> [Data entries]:
______________________________

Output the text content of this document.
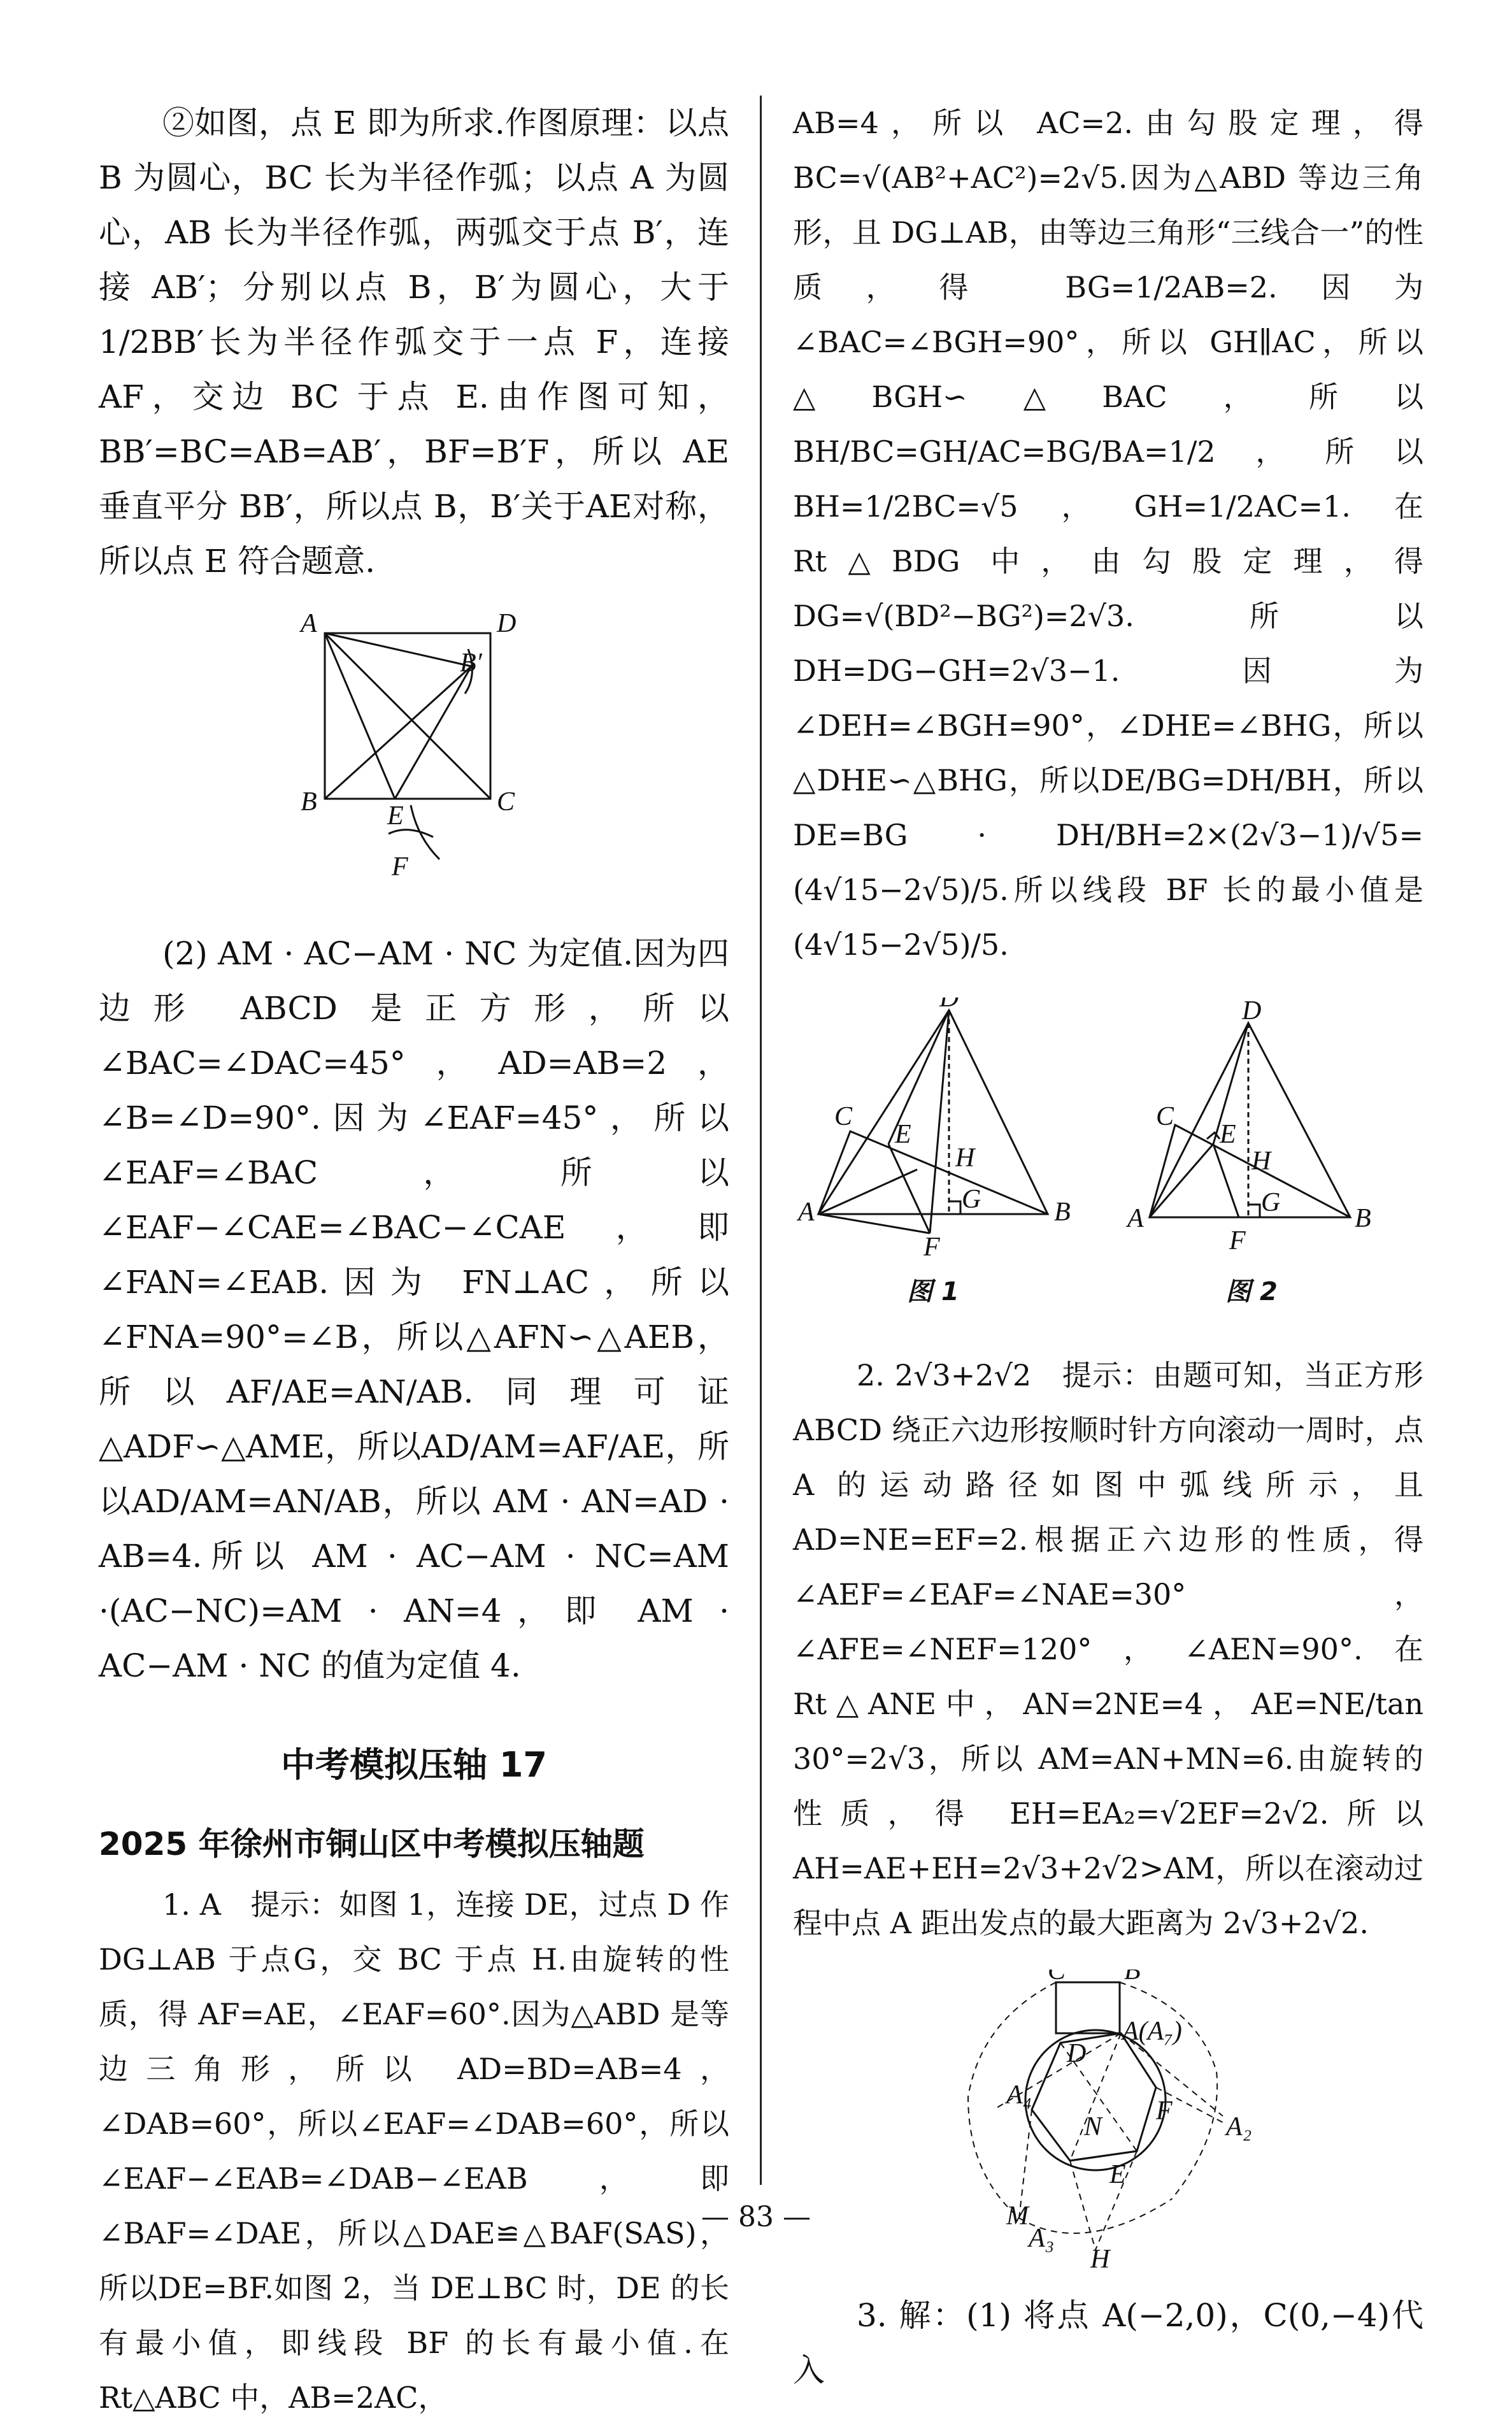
②如图，点 E 即为所求.作图原理：以点 B 为圆心，BC 长为半径作弧；以点 A 为圆心，AB 长为半径作弧，两弧交于点 B′，连接 AB′；分别以点 B，B′为圆心，大于1/2BB′长为半径作弧交于一点 F，连接 AF，交边 BC 于点 E.由作图可知，BB′=BC=AB=AB′，BF=B′F，所以 AE 垂直平分 BB′，所以点 B，B′关于AE对称，所以点 E 符合题意.

A	D
B	C
B′
E
F

(2) AM · AC−AM · NC 为定值.因为四边形 ABCD 是正方形，所以∠BAC=∠DAC=45°，AD=AB=2，∠B=∠D=90°.因为∠EAF=45°，所以∠EAF=∠BAC，所以∠EAF−∠CAE=∠BAC−∠CAE，即∠FAN=∠EAB.因为 FN⊥AC，所以∠FNA=90°=∠B，所以△AFN∽△AEB，所以AF/AE=AN/AB.同理可证△ADF∽△AME，所以AD/AM=AF/AE，所以AD/AM=AN/AB，所以 AM · AN=AD · AB=4.所以 AM · AC−AM · NC=AM ·(AC−NC)=AM · AN=4，即 AM · AC−AM · NC 的值为定值 4.

中考模拟压轴 17
2025 年徐州市铜山区中考模拟压轴题

1. A　提示：如图 1，连接 DE，过点 D 作 DG⊥AB 于点G，交 BC 于点 H.由旋转的性质，得 AF=AE，∠EAF=60°.因为△ABD 是等边三角形，所以 AD=BD=AB=4，∠DAB=60°，所以∠EAF=∠DAB=60°，所以∠EAF−∠EAB=∠DAB−∠EAB，即∠BAF=∠DAE，所以△DAE≌△BAF(SAS)，所以DE=BF.如图 2，当 DE⊥BC 时，DE 的长有最小值，即线段 BF 的长有最小值.在 Rt△ABC 中，AB=2AC，

AB=4，所以 AC=2.由勾股定理，得 BC=√(AB²+AC²)=2√5.因为△ABD 等边三角形，且 DG⊥AB，由等边三角形“三线合一”的性质，得 BG=1/2AB=2.因为∠BAC=∠BGH=90°，所以 GH∥AC，所以△BGH∽△BAC，所以 BH/BC=GH/AC=BG/BA=1/2，所以BH=1/2BC=√5，GH=1/2AC=1.在 Rt△BDG 中，由勾股定理，得 DG=√(BD²−BG²)=2√3.所以 DH=DG−GH=2√3−1.因为∠DEH=∠BGH=90°，∠DHE=∠BHG，所以△DHE∽△BHG，所以DE/BG=DH/BH，所以 DE=BG · DH/BH=2×(2√3−1)/√5=(4√15−2√5)/5.所以线段 BF 长的最小值是(4√15−2√5)/5.

D
C
E
H
G
A	B
F
图 1
D
C
E
H
G
A	B
F
图 2

2. 2√3+2√2　提示：由题可知，当正方形ABCD 绕正六边形按顺时针方向滚动一周时，点 A 的运动路径如图中弧线所示，且 AD=NE=EF=2.根据正六边形的性质，得∠AEF=∠EAF=∠NAE=30°，∠AFE=∠NEF=120°，∠AEN=90°.在 Rt△ANE中，AN=2NE=4，AE=NE/tan 30°=2√3，所以 AM=AN+MN=6.由旋转的性质，得 EH=EA₂=√2EF=2√2.所以 AH=AE+EH=2√3+2√2>AM，所以在滚动过程中点 A 距出发点的最大距离为 2√3+2√2.

C B
A(A₇)
D
A₄
N
F
A₂
E
M
A₃
H

3. 解：(1) 将点 A(−2,0)，C(0,−4)代入

— 83 —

______________________________

> [EXERCISE DIRECTIONS]:
Pictures in the records must not appear in the copy; transcribe everything else precisely.

> [SOLUTION TO THIS EXERCISE]:
Output the text content of this document.
②如图，点 E 即为所求.作图原理：以点 B 为圆心，BC 长为半径作弧；以点 A 为圆心，AB 长为半径作弧，两弧交于点 B′，连接 AB′；分别以点 B，B′为圆心，大于1/2BB′长为半径作弧交于一点 F，连接 AF，交边 BC 于点 E.由作图可知，BB′=BC=AB=AB′，BF=B′F，所以 AE 垂直平分 BB′，所以点 B，B′关于AE对称，所以点 E 符合题意.

A	D
B	C
B′
E
F

(2) AM · AC−AM · NC 为定值.因为四边形 ABCD 是正方形，所以∠BAC=∠DAC=45°，AD=AB=2，∠B=∠D=90°.因为∠EAF=45°，所以∠EAF=∠BAC，所以∠EAF−∠CAE=∠BAC−∠CAE，即∠FAN=∠EAB.因为 FN⊥AC，所以∠FNA=90°=∠B，所以△AFN∽△AEB，所以AF/AE=AN/AB.同理可证△ADF∽△AME，所以AD/AM=AF/AE，所以AD/AM=AN/AB，所以 AM · AN=AD · AB=4.所以 AM · AC−AM · NC=AM ·(AC−NC)=AM · AN=4，即 AM · AC−AM · NC 的值为定值 4.

中考模拟压轴 17
2025 年徐州市铜山区中考模拟压轴题

1. A　提示：如图 1，连接 DE，过点 D 作 DG⊥AB 于点G，交 BC 于点 H.由旋转的性质，得 AF=AE，∠EAF=60°.因为△ABD 是等边三角形，所以 AD=BD=AB=4，∠DAB=60°，所以∠EAF=∠DAB=60°，所以∠EAF−∠EAB=∠DAB−∠EAB，即∠BAF=∠DAE，所以△DAE≌△BAF(SAS)，所以DE=BF.如图 2，当 DE⊥BC 时，DE 的长有最小值，即线段 BF 的长有最小值.在 Rt△ABC 中，AB=2AC，

AB=4，所以 AC=2.由勾股定理，得 BC=√(AB²+AC²)=2√5.因为△ABD 等边三角形，且 DG⊥AB，由等边三角形“三线合一”的性质，得 BG=1/2AB=2.因为∠BAC=∠BGH=90°，所以 GH∥AC，所以△BGH∽△BAC，所以 BH/BC=GH/AC=BG/BA=1/2，所以BH=1/2BC=√5，GH=1/2AC=1.在 Rt△BDG 中，由勾股定理，得 DG=√(BD²−BG²)=2√3.所以 DH=DG−GH=2√3−1.因为∠DEH=∠BGH=90°，∠DHE=∠BHG，所以△DHE∽△BHG，所以DE/BG=DH/BH，所以 DE=BG · DH/BH=2×(2√3−1)/√5=(4√15−2√5)/5.所以线段 BF 长的最小值是(4√15−2√5)/5.

D
C
E
H
G
A	B
F
图 1
D
C
E
H
G
A	B
F
图 2

2. 2√3+2√2　提示：由题可知，当正方形ABCD 绕正六边形按顺时针方向滚动一周时，点 A 的运动路径如图中弧线所示，且 AD=NE=EF=2.根据正六边形的性质，得∠AEF=∠EAF=∠NAE=30°，∠AFE=∠NEF=120°，∠AEN=90°.在 Rt△ANE中，AN=2NE=4，AE=NE/tan 30°=2√3，所以 AM=AN+MN=6.由旋转的性质，得 EH=EA₂=√2EF=2√2.所以 AH=AE+EH=2√3+2√2>AM，所以在滚动过程中点 A 距出发点的最大距离为 2√3+2√2.

C B
A(A₇)
D
A₄
N
F
A₂
E
M
A₃
H

3. 解：(1) 将点 A(−2,0)，C(0,−4)代入

— 83 —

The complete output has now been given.